• _GIVEN EXERCISE_: Narrow the data below down to the lines containing "clear".

• _ENTRIES_:
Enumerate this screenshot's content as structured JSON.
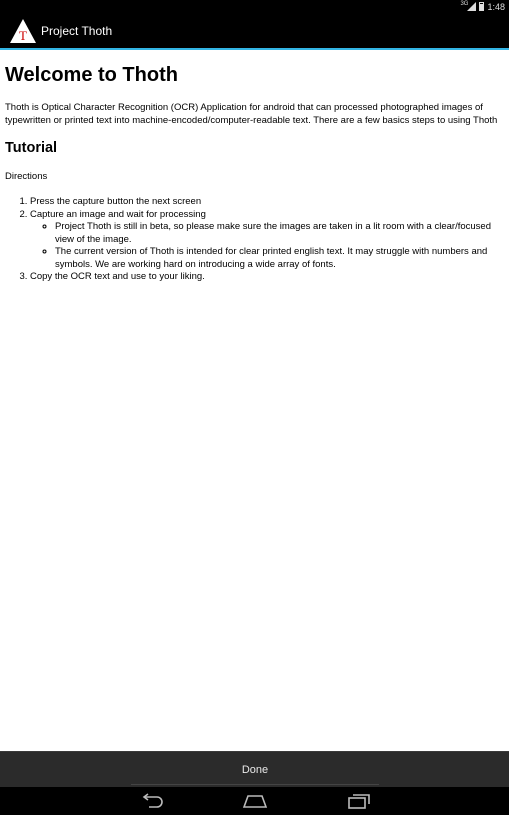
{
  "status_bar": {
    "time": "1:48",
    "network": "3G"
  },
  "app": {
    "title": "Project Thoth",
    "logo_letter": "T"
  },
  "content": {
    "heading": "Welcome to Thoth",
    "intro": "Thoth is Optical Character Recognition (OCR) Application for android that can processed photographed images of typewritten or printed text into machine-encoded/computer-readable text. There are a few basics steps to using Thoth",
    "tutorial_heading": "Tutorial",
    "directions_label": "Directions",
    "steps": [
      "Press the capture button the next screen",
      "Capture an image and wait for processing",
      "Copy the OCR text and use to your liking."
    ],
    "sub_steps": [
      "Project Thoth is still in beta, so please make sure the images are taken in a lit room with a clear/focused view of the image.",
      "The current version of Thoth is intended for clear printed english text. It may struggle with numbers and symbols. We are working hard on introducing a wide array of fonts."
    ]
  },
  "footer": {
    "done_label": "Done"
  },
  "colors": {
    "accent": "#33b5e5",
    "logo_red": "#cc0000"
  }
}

• _ANSWER TO THIS PROBLEM_:
      "Project Thoth is still in beta, so please make sure the images are taken in a lit room with a clear/focused view of the image.",
      "The current version of Thoth is intended for clear printed english text. It may struggle with numbers and symbols. We are working hard on introducing a wide array of fonts."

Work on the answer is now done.